Your instructions |
Copy all lines of the listing that include the string "Irish".

Dataset listings of figures
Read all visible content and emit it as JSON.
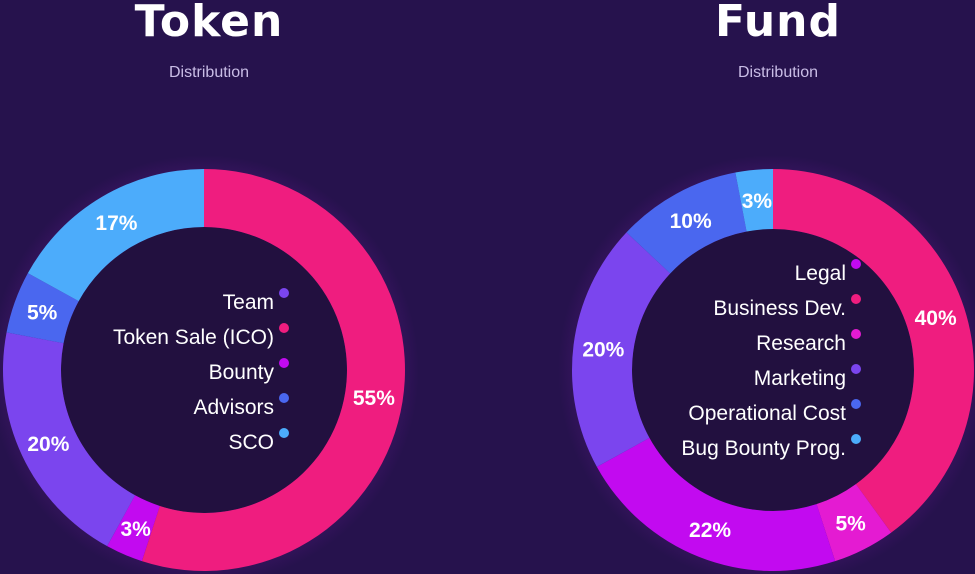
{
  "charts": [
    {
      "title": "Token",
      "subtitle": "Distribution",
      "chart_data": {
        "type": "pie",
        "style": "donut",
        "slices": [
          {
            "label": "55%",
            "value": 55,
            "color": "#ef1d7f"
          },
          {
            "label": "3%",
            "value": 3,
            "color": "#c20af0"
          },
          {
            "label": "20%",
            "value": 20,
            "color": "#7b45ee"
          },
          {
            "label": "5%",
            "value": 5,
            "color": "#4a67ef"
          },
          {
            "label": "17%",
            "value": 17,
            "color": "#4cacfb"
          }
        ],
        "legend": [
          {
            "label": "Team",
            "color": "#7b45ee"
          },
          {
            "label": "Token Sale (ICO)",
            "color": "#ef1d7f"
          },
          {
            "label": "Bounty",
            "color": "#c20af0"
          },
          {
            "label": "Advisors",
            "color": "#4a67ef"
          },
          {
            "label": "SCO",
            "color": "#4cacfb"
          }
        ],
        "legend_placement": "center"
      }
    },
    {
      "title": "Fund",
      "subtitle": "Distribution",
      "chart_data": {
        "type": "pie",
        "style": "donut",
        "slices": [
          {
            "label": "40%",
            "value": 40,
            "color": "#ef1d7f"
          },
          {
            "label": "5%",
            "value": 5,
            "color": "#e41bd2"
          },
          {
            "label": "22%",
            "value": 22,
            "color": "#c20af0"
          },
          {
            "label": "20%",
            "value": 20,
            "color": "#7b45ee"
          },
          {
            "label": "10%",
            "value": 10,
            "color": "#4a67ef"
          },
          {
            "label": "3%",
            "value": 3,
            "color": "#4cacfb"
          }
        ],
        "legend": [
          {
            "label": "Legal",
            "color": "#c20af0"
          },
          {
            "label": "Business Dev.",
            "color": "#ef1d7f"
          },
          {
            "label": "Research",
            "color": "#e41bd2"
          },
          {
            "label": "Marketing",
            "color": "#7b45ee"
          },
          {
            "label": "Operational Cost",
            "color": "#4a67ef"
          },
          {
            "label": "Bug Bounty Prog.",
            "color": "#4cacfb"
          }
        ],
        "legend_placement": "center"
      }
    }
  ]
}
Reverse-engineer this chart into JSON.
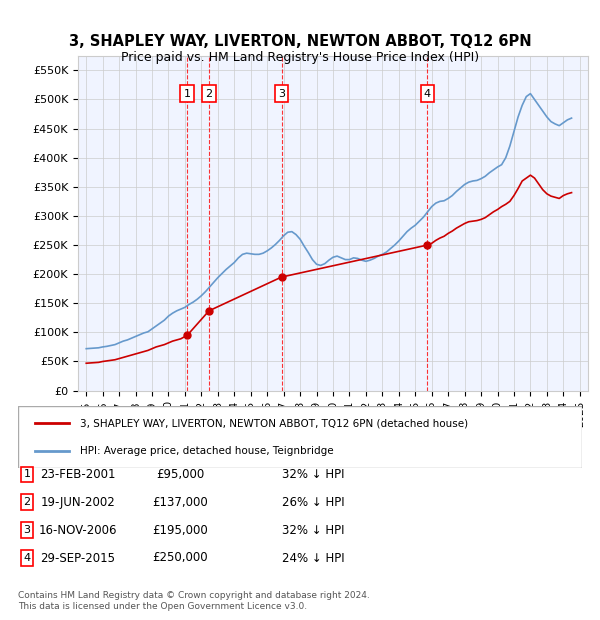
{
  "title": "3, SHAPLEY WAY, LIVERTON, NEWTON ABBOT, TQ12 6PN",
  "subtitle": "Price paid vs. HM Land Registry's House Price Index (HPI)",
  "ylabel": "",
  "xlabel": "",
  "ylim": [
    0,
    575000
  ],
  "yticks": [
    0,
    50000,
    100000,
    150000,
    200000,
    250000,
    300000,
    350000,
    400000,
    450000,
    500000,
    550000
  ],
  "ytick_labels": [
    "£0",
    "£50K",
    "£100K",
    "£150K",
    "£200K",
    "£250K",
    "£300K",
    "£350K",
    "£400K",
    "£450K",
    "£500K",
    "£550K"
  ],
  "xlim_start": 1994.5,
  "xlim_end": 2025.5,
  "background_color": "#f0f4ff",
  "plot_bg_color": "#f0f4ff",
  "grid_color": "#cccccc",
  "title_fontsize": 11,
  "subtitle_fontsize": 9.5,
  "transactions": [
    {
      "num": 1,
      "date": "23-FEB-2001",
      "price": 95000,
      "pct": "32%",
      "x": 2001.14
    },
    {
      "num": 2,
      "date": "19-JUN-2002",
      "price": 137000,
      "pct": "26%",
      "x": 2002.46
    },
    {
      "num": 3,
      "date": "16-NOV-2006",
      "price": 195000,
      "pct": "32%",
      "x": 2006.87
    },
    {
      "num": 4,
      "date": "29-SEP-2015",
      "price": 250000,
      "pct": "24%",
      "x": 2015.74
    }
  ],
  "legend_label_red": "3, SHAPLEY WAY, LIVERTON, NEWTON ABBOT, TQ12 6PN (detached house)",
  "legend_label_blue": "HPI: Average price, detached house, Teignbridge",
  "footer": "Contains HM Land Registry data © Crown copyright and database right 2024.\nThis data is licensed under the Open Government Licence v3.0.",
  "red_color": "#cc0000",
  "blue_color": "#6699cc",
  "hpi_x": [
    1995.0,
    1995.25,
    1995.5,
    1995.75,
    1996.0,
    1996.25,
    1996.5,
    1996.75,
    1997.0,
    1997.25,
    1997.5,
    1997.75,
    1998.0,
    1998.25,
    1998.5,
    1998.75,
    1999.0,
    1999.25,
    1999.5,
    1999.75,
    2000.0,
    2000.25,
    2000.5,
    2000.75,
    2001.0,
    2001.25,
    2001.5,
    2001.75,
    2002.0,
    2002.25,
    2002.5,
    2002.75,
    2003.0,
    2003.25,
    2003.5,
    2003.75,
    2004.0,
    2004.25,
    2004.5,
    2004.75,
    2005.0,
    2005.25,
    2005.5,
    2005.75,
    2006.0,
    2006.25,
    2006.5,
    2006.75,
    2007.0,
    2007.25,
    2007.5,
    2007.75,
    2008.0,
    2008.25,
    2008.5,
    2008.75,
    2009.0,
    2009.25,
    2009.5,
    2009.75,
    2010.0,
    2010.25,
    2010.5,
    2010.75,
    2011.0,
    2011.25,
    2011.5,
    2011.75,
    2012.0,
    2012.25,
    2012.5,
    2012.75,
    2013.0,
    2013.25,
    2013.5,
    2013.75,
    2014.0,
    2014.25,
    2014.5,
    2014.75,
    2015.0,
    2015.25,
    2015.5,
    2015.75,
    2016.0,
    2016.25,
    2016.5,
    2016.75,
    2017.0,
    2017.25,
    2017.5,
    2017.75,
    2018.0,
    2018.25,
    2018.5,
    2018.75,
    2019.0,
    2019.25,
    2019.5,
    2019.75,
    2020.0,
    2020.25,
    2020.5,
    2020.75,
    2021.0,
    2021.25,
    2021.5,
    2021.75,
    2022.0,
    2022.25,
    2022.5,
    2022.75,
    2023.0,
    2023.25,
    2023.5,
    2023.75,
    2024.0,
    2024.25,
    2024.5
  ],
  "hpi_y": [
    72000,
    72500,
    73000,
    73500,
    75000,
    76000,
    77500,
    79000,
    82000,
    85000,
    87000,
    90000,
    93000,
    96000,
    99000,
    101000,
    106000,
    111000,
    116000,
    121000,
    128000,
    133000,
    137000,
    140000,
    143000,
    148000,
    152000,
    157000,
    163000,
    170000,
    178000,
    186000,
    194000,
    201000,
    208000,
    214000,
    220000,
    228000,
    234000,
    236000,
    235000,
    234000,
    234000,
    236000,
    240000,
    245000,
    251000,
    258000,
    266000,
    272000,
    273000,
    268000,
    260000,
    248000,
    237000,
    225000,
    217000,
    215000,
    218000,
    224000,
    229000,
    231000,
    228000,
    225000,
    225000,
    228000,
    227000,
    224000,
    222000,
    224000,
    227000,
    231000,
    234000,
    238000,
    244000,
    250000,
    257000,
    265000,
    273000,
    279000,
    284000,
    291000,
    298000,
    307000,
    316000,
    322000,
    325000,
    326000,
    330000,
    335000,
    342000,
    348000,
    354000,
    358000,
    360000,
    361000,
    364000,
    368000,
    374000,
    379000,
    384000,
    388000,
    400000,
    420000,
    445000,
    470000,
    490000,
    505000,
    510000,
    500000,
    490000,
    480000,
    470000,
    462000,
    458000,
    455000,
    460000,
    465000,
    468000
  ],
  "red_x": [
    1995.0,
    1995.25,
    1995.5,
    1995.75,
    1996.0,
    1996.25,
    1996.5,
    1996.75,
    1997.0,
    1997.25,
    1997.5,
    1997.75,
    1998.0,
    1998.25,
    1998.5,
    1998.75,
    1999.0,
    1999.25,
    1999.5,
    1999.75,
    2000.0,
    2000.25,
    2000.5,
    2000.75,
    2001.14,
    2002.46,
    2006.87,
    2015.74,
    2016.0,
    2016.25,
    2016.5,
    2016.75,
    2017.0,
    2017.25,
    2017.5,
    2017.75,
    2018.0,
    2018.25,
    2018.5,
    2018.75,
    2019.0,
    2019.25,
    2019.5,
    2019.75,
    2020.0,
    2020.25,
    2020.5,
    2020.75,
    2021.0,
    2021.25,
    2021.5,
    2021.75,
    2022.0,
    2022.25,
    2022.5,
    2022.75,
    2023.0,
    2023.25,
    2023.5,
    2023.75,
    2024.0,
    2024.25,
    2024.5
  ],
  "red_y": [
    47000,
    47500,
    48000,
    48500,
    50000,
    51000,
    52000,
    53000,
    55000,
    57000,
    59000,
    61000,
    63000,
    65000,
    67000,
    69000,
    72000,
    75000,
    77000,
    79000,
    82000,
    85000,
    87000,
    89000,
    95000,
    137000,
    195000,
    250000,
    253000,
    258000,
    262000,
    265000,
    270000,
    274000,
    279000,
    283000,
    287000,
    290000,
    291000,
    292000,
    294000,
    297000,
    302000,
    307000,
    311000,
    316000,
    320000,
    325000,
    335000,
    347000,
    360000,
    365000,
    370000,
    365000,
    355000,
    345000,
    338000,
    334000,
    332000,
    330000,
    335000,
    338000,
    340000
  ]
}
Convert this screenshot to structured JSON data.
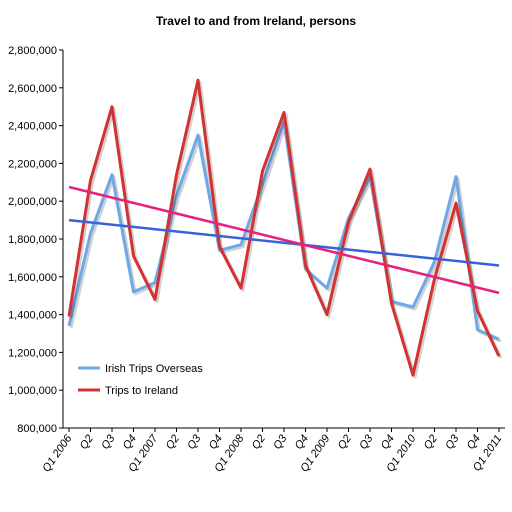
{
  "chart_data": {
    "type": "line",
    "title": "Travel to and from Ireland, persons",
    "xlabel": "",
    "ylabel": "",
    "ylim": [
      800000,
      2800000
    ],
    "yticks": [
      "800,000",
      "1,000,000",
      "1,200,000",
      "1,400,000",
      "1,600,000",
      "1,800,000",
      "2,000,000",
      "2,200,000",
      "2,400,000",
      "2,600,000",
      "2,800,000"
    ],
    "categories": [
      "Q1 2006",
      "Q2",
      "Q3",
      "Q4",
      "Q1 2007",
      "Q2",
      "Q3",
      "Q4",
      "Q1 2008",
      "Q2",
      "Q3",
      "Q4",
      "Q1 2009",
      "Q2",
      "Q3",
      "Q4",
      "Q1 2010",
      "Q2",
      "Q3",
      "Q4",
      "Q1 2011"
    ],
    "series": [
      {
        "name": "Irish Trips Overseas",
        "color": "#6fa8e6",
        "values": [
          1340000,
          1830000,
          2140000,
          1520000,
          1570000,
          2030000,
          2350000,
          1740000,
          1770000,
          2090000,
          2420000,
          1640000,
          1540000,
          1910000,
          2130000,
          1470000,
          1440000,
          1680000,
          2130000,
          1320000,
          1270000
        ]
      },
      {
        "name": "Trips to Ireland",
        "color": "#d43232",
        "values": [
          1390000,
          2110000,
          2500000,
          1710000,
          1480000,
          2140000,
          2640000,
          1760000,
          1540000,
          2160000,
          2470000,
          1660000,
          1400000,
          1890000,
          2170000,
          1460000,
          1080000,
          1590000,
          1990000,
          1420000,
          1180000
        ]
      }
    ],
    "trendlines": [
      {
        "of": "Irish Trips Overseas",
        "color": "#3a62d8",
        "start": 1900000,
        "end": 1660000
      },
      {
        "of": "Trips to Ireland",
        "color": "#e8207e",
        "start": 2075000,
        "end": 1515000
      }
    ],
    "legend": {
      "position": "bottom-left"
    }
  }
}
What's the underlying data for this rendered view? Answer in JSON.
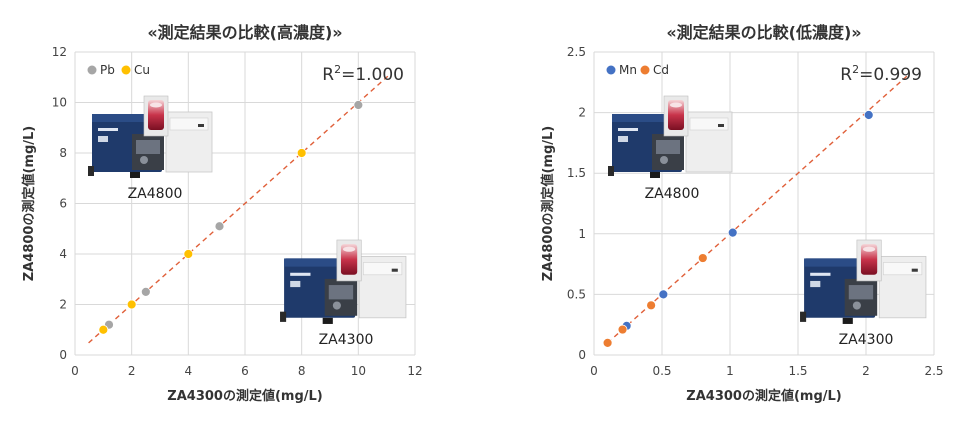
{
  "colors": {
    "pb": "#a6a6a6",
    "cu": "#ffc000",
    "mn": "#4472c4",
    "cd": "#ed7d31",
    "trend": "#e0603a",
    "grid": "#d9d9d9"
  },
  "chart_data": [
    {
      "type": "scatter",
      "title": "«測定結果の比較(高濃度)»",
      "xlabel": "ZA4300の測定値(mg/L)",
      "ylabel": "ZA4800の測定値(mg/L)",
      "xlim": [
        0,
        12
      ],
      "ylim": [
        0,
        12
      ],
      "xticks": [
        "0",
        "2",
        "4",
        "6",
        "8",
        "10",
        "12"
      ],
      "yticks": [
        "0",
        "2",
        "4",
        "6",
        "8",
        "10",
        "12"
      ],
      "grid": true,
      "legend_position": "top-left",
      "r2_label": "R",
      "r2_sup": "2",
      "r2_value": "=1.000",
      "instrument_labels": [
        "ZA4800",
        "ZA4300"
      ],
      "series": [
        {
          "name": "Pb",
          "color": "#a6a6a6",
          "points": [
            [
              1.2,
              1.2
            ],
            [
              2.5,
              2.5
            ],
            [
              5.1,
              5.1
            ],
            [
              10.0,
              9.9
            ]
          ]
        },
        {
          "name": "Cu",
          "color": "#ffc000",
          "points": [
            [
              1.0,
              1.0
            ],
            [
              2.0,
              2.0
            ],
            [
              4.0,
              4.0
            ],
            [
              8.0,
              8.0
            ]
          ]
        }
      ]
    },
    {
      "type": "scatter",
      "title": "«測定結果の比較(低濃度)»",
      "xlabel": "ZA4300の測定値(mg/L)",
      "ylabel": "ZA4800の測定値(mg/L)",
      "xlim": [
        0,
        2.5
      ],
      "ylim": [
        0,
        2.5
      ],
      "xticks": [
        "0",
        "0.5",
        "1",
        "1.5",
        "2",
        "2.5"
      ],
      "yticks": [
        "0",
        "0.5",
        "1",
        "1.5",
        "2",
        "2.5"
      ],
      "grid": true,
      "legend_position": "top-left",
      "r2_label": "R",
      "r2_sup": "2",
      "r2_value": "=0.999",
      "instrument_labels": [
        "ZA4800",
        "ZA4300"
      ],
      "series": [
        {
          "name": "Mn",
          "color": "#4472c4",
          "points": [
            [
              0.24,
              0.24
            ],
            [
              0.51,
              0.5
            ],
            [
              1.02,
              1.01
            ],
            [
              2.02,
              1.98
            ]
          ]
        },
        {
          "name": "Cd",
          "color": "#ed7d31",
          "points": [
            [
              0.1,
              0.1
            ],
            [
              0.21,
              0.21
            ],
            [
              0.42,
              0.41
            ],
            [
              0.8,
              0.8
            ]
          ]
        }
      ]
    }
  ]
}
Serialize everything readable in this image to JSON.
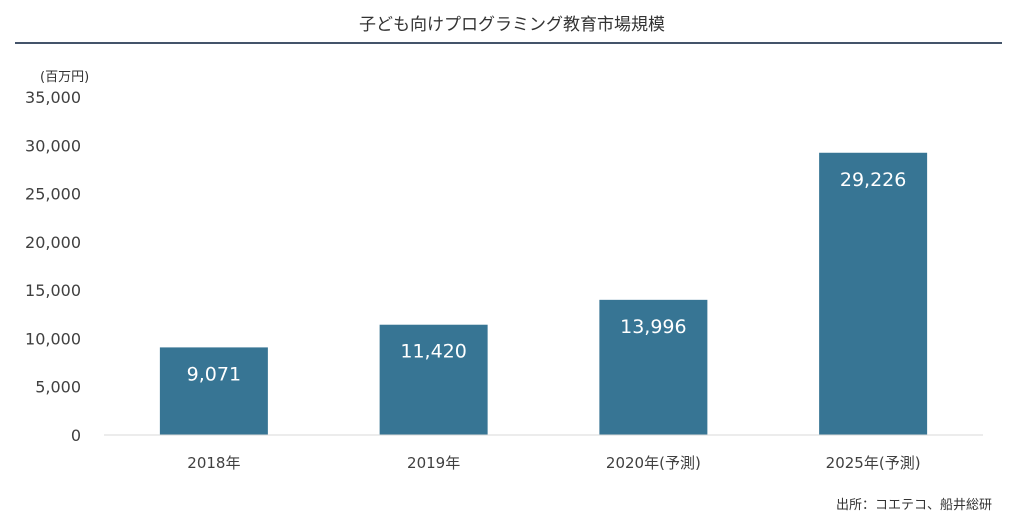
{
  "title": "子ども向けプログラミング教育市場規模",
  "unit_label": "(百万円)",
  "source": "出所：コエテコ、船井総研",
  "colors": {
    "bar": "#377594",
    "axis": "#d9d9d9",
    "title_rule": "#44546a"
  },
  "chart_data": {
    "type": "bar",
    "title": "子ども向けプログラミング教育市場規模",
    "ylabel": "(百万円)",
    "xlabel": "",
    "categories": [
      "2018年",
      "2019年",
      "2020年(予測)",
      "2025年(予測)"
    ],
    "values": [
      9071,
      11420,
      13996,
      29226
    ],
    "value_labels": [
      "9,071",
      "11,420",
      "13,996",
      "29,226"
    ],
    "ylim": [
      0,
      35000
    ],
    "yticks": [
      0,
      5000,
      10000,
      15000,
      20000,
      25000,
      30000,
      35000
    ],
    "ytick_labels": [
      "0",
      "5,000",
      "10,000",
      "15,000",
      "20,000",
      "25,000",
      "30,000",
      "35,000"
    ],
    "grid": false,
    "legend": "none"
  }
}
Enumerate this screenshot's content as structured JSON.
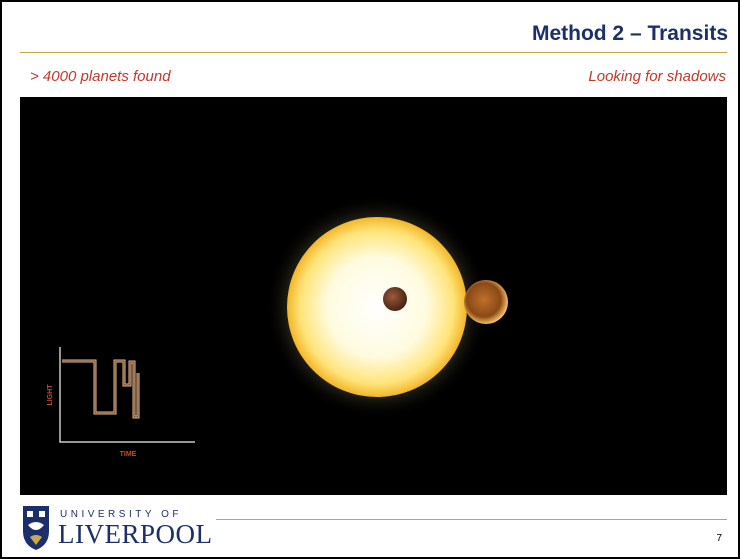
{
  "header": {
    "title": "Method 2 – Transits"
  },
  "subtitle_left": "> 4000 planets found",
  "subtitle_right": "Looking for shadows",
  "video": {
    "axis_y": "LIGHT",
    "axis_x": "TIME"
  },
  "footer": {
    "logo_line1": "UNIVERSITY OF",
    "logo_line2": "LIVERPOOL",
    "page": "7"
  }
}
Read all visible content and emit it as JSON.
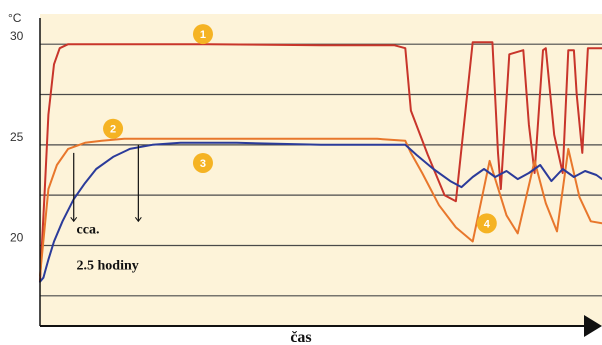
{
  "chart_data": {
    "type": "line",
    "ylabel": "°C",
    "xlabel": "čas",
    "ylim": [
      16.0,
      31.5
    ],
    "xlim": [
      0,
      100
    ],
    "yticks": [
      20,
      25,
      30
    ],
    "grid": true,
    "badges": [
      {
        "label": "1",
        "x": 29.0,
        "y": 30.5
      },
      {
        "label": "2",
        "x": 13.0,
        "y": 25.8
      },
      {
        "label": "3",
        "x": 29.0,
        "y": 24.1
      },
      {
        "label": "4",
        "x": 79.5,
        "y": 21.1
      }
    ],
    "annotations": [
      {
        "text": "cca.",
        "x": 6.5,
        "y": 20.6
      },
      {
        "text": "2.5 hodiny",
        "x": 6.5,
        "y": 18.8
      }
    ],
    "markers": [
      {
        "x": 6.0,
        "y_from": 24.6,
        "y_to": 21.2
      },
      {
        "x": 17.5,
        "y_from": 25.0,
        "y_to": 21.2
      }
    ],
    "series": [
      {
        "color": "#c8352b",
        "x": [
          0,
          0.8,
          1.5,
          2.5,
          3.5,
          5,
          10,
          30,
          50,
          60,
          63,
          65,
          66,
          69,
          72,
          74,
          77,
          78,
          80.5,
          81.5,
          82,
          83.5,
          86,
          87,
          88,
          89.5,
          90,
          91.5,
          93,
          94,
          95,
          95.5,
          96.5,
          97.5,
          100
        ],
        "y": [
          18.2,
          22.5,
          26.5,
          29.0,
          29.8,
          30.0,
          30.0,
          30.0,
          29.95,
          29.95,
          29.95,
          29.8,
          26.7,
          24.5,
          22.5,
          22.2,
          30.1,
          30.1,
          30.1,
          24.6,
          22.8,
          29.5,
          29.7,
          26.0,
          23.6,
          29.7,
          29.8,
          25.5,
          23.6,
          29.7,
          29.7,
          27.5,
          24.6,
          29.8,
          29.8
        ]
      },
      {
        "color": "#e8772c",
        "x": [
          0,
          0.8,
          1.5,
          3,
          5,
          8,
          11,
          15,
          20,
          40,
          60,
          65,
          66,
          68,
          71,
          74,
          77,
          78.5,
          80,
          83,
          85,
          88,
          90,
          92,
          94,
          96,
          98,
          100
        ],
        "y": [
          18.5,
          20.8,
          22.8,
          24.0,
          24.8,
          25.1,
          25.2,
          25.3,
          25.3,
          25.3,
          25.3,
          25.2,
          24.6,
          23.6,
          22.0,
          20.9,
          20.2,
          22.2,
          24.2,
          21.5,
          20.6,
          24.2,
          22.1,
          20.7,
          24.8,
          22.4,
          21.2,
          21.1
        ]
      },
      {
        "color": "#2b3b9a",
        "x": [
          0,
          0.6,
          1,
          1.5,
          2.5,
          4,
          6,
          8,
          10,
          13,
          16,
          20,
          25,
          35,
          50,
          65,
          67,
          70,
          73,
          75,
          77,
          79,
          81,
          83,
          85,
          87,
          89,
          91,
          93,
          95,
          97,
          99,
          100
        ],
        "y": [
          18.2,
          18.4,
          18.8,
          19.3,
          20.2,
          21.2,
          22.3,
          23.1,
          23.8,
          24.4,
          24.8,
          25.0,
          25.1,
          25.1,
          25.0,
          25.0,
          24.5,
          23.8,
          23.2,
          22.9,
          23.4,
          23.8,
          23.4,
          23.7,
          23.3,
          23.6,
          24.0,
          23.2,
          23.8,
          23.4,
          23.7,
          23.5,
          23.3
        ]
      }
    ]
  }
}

Expected output |
        "name": "Irish Trips Overseas",
        "of": "Irish Trips Overseas",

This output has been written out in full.